• _Exercise brief_: Search the material below for the word "близнецы" and copy every line in which it occurs.

• _Input_:
━━━━━━━━━━━━━━━━

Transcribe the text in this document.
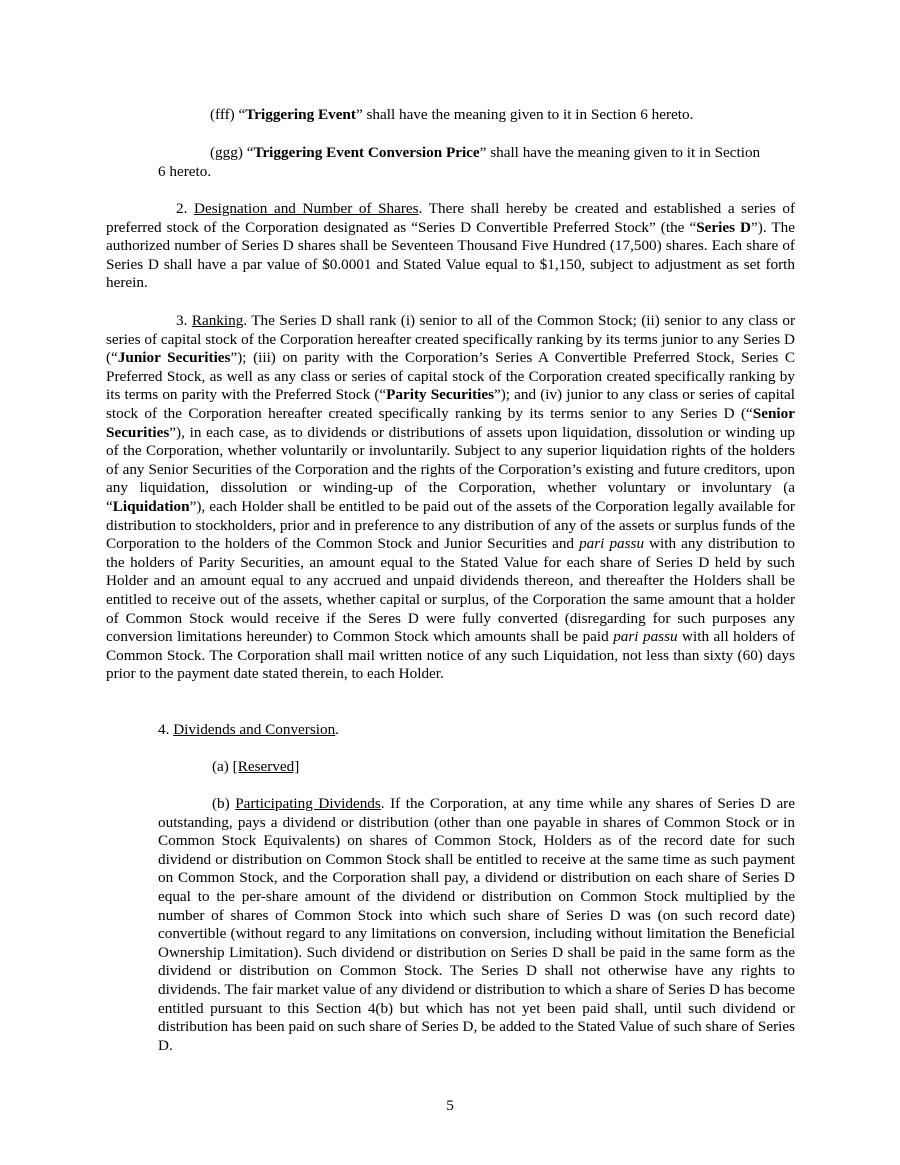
(fff) “Triggering Event” shall have the meaning given to it in Section 6 hereto.

(ggg) “Triggering Event Conversion Price” shall have the meaning given to it in Section
6 hereto.

2. Designation and Number of Shares. There shall hereby be created and established a series of preferred stock of the Corporation designated as “Series D Convertible Preferred Stock” (the “Series D”). The authorized number of Series D shares shall be Seventeen Thousand Five Hundred (17,500) shares. Each share of Series D shall have a par value of $0.0001 and Stated Value equal to $1,150, subject to adjustment as set forth herein.

3. Ranking. The Series D shall rank (i) senior to all of the Common Stock; (ii) senior to any class or series of capital stock of the Corporation hereafter created specifically ranking by its terms junior to any Series D (“Junior Securities”); (iii) on parity with the Corporation’s Series A Convertible Preferred Stock, Series C Preferred Stock, as well as any class or series of capital stock of the Corporation created specifically ranking by its terms on parity with the Preferred Stock (“Parity Securities”); and (iv) junior to any class or series of capital stock of the Corporation hereafter created specifically ranking by its terms senior to any Series D (“Senior Securities”), in each case, as to dividends or distributions of assets upon liquidation, dissolution or winding up of the Corporation, whether voluntarily or involuntarily. Subject to any superior liquidation rights of the holders of any Senior Securities of the Corporation and the rights of the Corporation’s existing and future creditors, upon any liquidation, dissolution or winding-up of the Corporation, whether voluntary or involuntary (a “Liquidation”), each Holder shall be entitled to be paid out of the assets of the Corporation legally available for distribution to stockholders, prior and in preference to any distribution of any of the assets or surplus funds of the Corporation to the holders of the Common Stock and Junior Securities and pari passu with any distribution to the holders of Parity Securities, an amount equal to the Stated Value for each share of Series D held by such Holder and an amount equal to any accrued and unpaid dividends thereon, and thereafter the Holders shall be entitled to receive out of the assets, whether capital or surplus, of the Corporation the same amount that a holder of Common Stock would receive if the Seres D were fully converted (disregarding for such purposes any conversion limitations hereunder) to Common Stock which amounts shall be paid pari passu with all holders of Common Stock. The Corporation shall mail written notice of any such Liquidation, not less than sixty (60) days prior to the payment date stated therein, to each Holder.

4. Dividends and Conversion.

(a) [Reserved]

(b) Participating Dividends. If the Corporation, at any time while any shares of Series D are outstanding, pays a dividend or distribution (other than one payable in shares of Common Stock or in Common Stock Equivalents) on shares of Common Stock, Holders as of the record date for such dividend or distribution on Common Stock shall be entitled to receive at the same time as such payment on Common Stock, and the Corporation shall pay, a dividend or distribution on each share of Series D equal to the per-share amount of the dividend or distribution on Common Stock multiplied by the number of shares of Common Stock into which such share of Series D was (on such record date) convertible (without regard to any limitations on conversion, including without limitation the Beneficial Ownership Limitation). Such dividend or distribution on Series D shall be paid in the same form as the dividend or distribution on Common Stock. The Series D shall not otherwise have any rights to dividends. The fair market value of any dividend or distribution to which a share of Series D has become entitled pursuant to this Section 4(b) but which has not yet been paid shall, until such dividend or distribution has been paid on such share of Series D, be added to the Stated Value of such share of Series D.

5
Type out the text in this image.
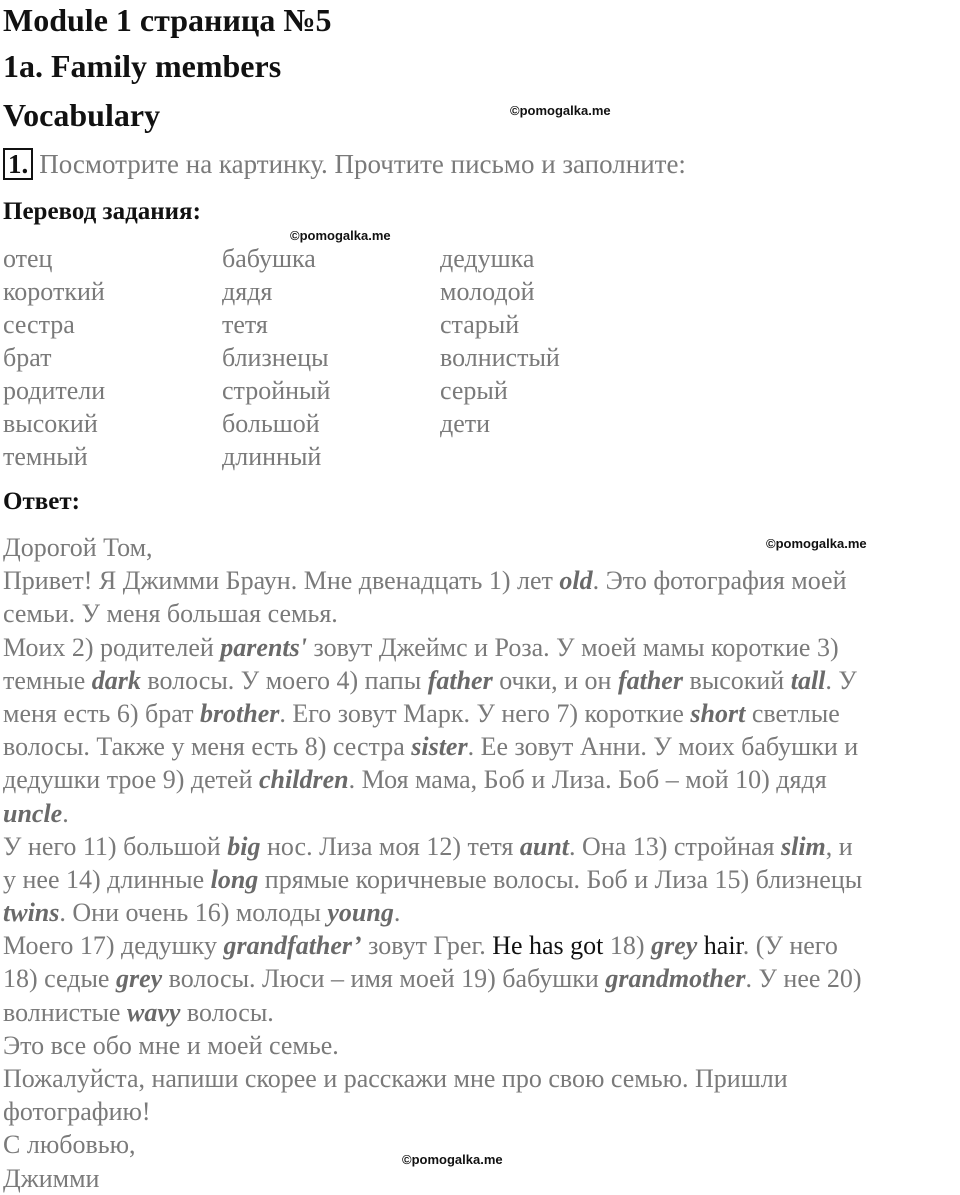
Module 1 страница №5
1a. Family members
Vocabulary	©pomogalka.me
1. Посмотрите на картинку. Прочтите письмо и заполните:
Перевод задания:
©pomogalka.me
отец
короткий
сестра
брат
родители
высокий
темный
бабушка
дядя
тетя
близнецы
стройный
большой
длинный
дедушка
молодой
старый
волнистый
серый
дети
Ответ:
©pomogalka.me
Дорогой Том,
Привет! Я Джимми Браун. Мне двенадцать 1) лет old. Это фотография моей
семьи. У меня большая семья.
Моих 2) родителей parents' зовут Джеймс и Роза. У моей мамы короткие 3)
темные dark волосы. У моего 4) папы father очки, и он father высокий tall. У
меня есть 6) брат brother. Его зовут Марк. У него 7) короткие short светлые
волосы. Также у меня есть 8) сестра sister. Ее зовут Анни. У моих бабушки и
дедушки трое 9) детей children. Моя мама, Боб и Лиза. Боб – мой 10) дядя
uncle.
У него 11) большой big нос. Лиза моя 12) тетя aunt. Она 13) стройная slim, и
у нее 14) длинные long прямые коричневые волосы. Боб и Лиза 15) близнецы
twins. Они очень 16) молоды young.
Моего 17) дедушку grandfather’ зовут Грег. He has got 18) grey hair. (У него
18) седые grey волосы. Люси – имя моей 19) бабушки grandmother. У нее 20)
волнистые wavy волосы.
Это все обо мне и моей семье.
Пожалуйста, напиши скорее и расскажи мне про свою семью. Пришли
фотографию!
С любовью,
Джимми
©pomogalka.me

━━━━━━━━━━━━━━━━

• _Expected output_:
близнецы
у нее 14) длинные long прямые коричневые волосы. Боб и Лиза 15) близнецы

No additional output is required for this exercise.